**INSTRUCTIONS TO FOLLOW:** Any picture among the records should be left out, please; retype the rest exactly.

**DATA EXTRACT:**
** BEGIN **

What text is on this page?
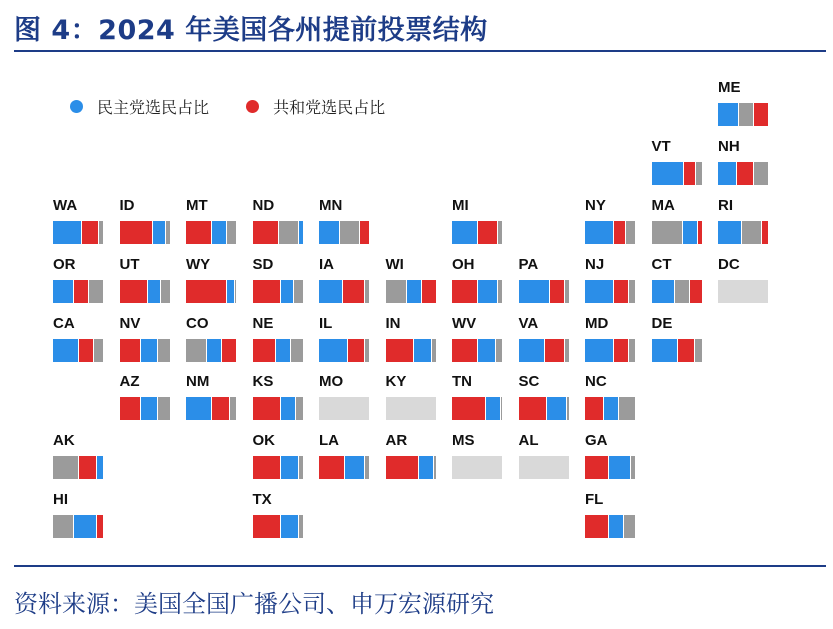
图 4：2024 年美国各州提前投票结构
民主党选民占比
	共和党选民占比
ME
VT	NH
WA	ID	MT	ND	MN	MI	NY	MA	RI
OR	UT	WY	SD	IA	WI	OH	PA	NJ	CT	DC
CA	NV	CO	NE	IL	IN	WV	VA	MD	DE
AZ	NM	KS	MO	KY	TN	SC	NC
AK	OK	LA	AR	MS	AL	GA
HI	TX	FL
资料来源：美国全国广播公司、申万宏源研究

** END **

**SOLUTION:**
What text is on this page?
图 4：2024 年美国各州提前投票结构
民主党选民占比
	共和党选民占比
ME
VT	NH
WA	ID	MT	ND	MN	MI	NY	MA	RI
OR	UT	WY	SD	IA	WI	OH	PA	NJ	CT	DC
CA	NV	CO	NE	IL	IN	WV	VA	MD	DE
AZ	NM	KS	MO	KY	TN	SC	NC
AK	OK	LA	AR	MS	AL	GA
HI	TX	FL
资料来源：美国全国广播公司、申万宏源研究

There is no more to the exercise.